## Work to be completed
Across all the lines below, how many contain the string "content"? Please reply with the number only.

## Stored data
────────────────
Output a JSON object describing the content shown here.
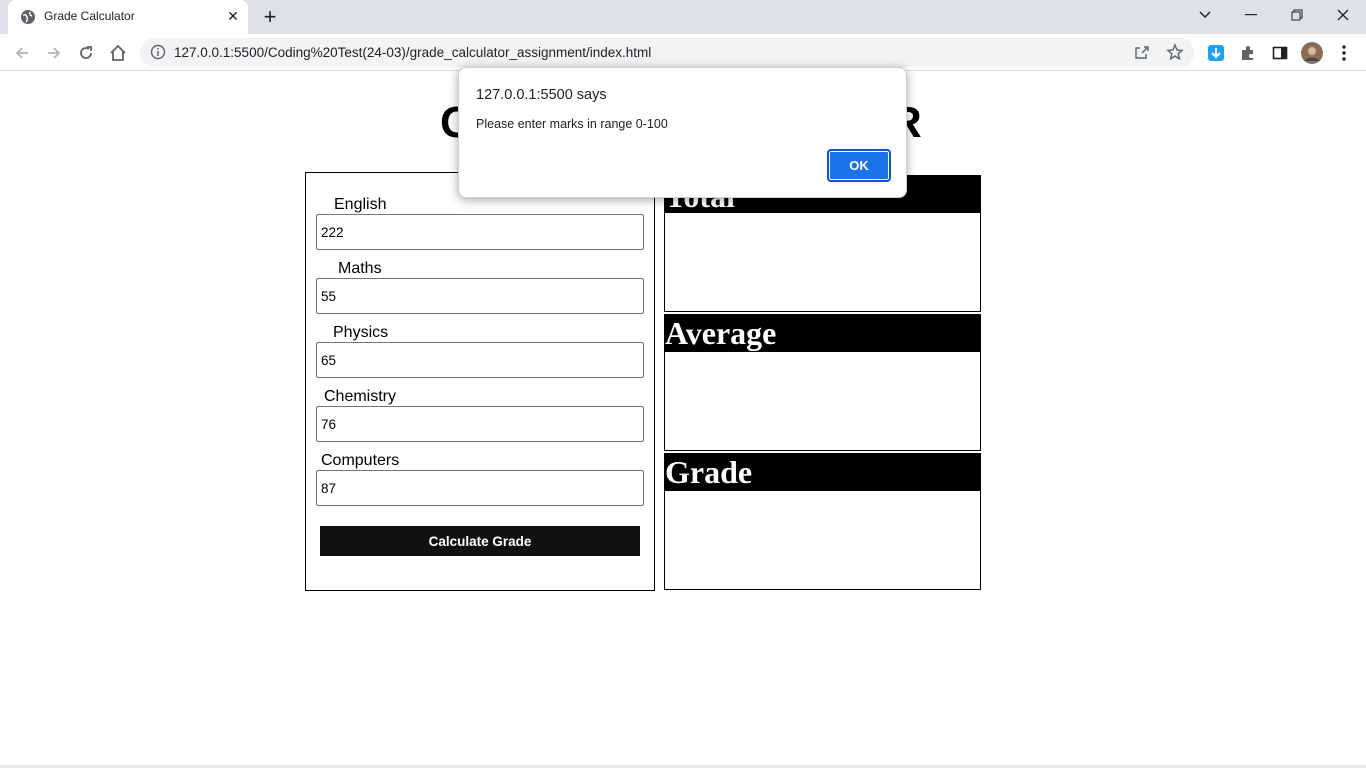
────────────────
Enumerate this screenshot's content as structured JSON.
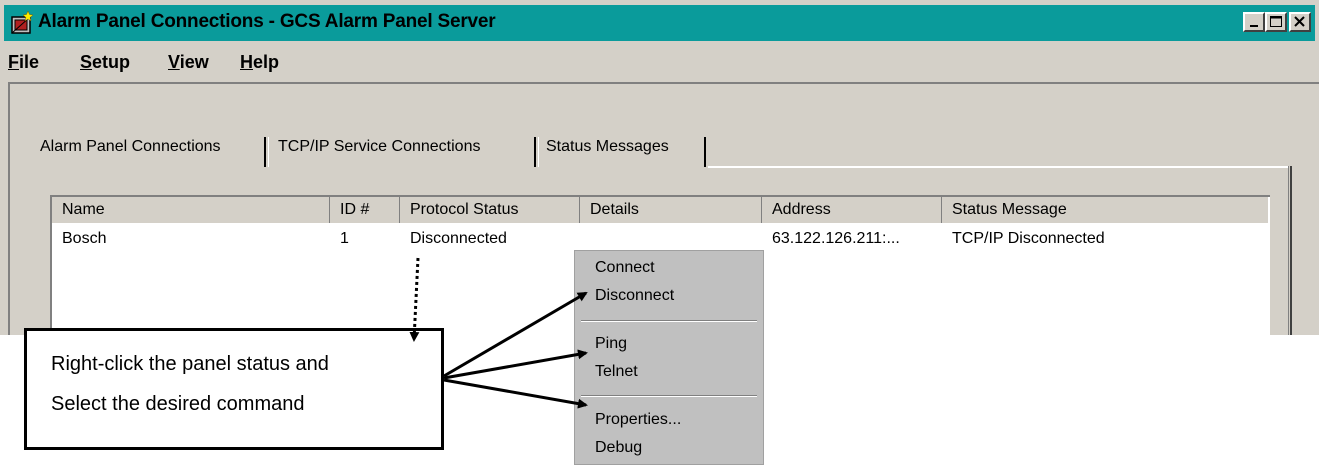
────────────────
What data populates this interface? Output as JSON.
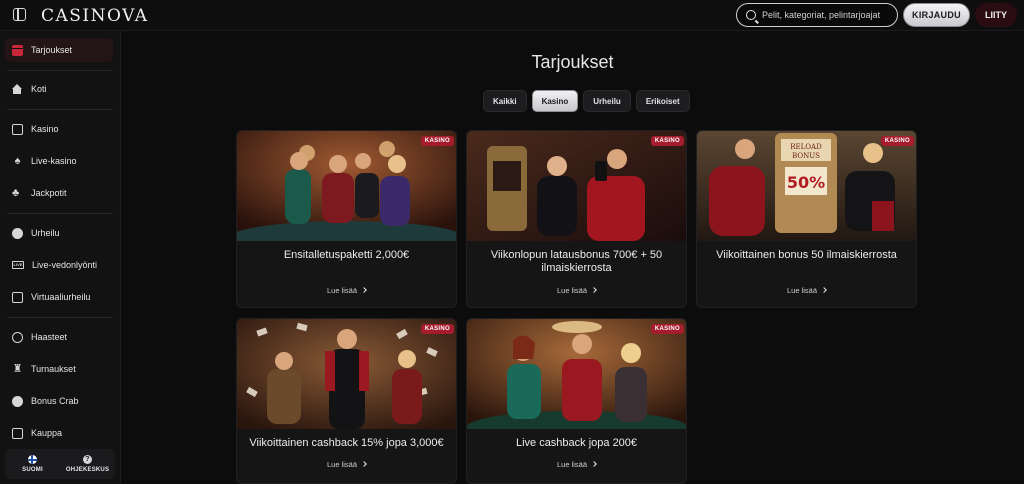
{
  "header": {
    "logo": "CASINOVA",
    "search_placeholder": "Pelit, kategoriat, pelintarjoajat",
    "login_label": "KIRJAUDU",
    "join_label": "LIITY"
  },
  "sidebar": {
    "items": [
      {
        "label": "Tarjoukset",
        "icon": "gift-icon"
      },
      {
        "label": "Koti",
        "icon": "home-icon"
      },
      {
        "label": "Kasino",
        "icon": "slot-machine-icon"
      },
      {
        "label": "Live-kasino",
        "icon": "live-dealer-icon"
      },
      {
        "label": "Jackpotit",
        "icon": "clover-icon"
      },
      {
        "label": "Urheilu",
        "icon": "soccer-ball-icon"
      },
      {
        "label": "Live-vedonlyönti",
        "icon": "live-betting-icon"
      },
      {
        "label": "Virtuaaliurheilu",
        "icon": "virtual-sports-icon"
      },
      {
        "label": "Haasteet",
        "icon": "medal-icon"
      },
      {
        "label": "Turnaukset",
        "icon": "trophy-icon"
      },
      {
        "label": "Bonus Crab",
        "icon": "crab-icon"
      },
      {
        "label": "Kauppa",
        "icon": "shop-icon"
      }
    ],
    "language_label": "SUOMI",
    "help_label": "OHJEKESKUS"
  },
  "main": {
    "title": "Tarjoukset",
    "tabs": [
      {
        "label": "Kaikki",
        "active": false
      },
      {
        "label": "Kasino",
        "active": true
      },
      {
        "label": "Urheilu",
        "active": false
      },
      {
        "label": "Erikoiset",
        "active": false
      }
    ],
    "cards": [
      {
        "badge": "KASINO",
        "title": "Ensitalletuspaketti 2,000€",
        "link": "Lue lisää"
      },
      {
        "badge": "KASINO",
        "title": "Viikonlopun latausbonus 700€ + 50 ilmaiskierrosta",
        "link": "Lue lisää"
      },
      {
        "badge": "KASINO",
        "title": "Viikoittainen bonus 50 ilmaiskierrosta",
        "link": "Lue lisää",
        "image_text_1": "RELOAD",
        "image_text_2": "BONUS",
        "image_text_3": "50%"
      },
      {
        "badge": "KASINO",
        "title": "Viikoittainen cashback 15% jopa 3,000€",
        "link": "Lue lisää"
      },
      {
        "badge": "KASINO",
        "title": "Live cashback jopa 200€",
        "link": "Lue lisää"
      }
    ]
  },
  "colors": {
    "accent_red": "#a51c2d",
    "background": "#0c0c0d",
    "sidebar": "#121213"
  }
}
────────────────
## Solution to this task
2